* **THE INPUT**
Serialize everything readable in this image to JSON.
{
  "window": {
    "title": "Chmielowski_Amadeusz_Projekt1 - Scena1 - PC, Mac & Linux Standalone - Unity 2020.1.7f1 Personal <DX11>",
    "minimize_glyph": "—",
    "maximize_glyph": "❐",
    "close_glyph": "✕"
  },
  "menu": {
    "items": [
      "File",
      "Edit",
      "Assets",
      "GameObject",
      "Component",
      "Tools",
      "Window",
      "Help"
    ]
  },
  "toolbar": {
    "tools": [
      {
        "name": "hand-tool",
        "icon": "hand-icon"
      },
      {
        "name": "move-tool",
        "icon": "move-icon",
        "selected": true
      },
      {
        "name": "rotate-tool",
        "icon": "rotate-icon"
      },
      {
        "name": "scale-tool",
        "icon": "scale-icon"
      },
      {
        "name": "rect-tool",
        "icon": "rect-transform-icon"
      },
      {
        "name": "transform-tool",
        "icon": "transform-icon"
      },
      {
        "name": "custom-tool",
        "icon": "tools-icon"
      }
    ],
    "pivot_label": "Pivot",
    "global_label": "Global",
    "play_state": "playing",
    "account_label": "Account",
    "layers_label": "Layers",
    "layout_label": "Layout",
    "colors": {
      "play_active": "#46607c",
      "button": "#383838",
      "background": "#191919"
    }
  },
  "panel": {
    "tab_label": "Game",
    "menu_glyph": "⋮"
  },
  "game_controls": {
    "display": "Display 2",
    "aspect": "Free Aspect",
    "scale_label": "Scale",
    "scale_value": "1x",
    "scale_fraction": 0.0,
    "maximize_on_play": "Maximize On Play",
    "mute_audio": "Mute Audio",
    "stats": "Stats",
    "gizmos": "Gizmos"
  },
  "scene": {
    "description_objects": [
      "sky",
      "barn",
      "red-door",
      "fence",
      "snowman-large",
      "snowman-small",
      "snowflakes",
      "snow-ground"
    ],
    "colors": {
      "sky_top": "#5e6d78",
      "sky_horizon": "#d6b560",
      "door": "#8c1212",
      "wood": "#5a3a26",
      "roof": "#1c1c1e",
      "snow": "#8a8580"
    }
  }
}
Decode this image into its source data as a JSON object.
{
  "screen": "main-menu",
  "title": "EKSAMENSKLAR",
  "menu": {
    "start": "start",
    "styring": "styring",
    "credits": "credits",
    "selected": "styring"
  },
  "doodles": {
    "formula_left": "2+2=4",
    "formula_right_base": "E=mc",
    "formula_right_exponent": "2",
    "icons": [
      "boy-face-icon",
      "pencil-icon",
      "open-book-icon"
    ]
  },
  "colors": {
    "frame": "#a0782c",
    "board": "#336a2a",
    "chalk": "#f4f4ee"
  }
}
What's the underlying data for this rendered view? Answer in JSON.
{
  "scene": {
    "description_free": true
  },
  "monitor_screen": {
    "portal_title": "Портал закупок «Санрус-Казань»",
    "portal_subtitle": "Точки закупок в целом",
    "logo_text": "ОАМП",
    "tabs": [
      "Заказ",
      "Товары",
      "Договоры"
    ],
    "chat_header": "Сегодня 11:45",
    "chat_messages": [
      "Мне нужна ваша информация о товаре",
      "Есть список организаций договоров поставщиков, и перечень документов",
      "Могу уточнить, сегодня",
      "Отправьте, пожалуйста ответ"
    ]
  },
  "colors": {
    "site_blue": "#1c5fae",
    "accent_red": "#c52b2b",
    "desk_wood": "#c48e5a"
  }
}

* **PROBLEM DETAILS**
Please output the entries above, every line exactly as it reads.

* **FINAL RESULT**
Serialize everything readable in this image to JSON.
{
  "window": {
    "title": "Chmielowski_Amadeusz_Projekt1 - Scena1 - PC, Mac & Linux Standalone - Unity 2020.1.7f1 Personal <DX11>",
    "minimize_glyph": "—",
    "maximize_glyph": "❐",
    "close_glyph": "✕"
  },
  "menu": {
    "items": [
      "File",
      "Edit",
      "Assets",
      "GameObject",
      "Component",
      "Tools",
      "Window",
      "Help"
    ]
  },
  "toolbar": {
    "tools": [
      {
        "name": "hand-tool",
        "icon": "hand-icon"
      },
      {
        "name": "move-tool",
        "icon": "move-icon",
        "selected": true
      },
      {
        "name": "rotate-tool",
        "icon": "rotate-icon"
      },
      {
        "name": "scale-tool",
        "icon": "scale-icon"
      },
      {
        "name": "rect-tool",
        "icon": "rect-transform-icon"
      },
      {
        "name": "transform-tool",
        "icon": "transform-icon"
      },
      {
        "name": "custom-tool",
        "icon": "tools-icon"
      }
    ],
    "pivot_label": "Pivot",
    "global_label": "Global",
    "play_state": "playing",
    "account_label": "Account",
    "layers_label": "Layers",
    "layout_label": "Layout",
    "colors": {
      "play_active": "#46607c",
      "button": "#383838",
      "background": "#191919"
    }
  },
  "panel": {
    "tab_label": "Game",
    "menu_glyph": "⋮"
  },
  "game_controls": {
    "display": "Display 2",
    "aspect": "Free Aspect",
    "scale_label": "Scale",
    "scale_value": "1x",
    "scale_fraction": 0.0,
    "maximize_on_play": "Maximize On Play",
    "mute_audio": "Mute Audio",
    "stats": "Stats",
    "gizmos": "Gizmos"
  },
  "scene": {
    "description_objects": [
      "sky",
      "barn",
      "red-door",
      "fence",
      "snowman-large",
      "snowman-small",
      "snowflakes",
      "snow-ground"
    ],
    "colors": {
      "sky_top": "#5e6d78",
      "sky_horizon": "#d6b560",
      "door": "#8c1212",
      "wood": "#5a3a26",
      "roof": "#1c1c1e",
      "snow": "#8a8580"
    }
  }
}
Decode this image into its source data as a JSON object.
{
  "screen": "main-menu",
  "title": "EKSAMENSKLAR",
  "menu": {
    "start": "start",
    "styring": "styring",
    "credits": "credits",
    "selected": "styring"
  },
  "doodles": {
    "formula_left": "2+2=4",
    "formula_right_base": "E=mc",
    "formula_right_exponent": "2",
    "icons": [
      "boy-face-icon",
      "pencil-icon",
      "open-book-icon"
    ]
  },
  "colors": {
    "frame": "#a0782c",
    "board": "#336a2a",
    "chalk": "#f4f4ee"
  }
}
What's the underlying data for this rendered view? Answer in JSON.
{
  "scene": {
    "description_free": true
  },
  "monitor_screen": {
    "portal_title": "Портал закупок «Санрус-Казань»",
    "portal_subtitle": "Точки закупок в целом",
    "logo_text": "ОАМП",
    "tabs": [
      "Заказ",
      "Товары",
      "Договоры"
    ],
    "chat_header": "Сегодня 11:45",
    "chat_messages": [
      "Мне нужна ваша информация о товаре",
      "Есть список организаций договоров поставщиков, и перечень документов",
      "Могу уточнить, сегодня",
      "Отправьте, пожалуйста ответ"
    ]
  },
  "colors": {
    "site_blue": "#1c5fae",
    "accent_red": "#c52b2b",
    "desk_wood": "#c48e5a"
  }
}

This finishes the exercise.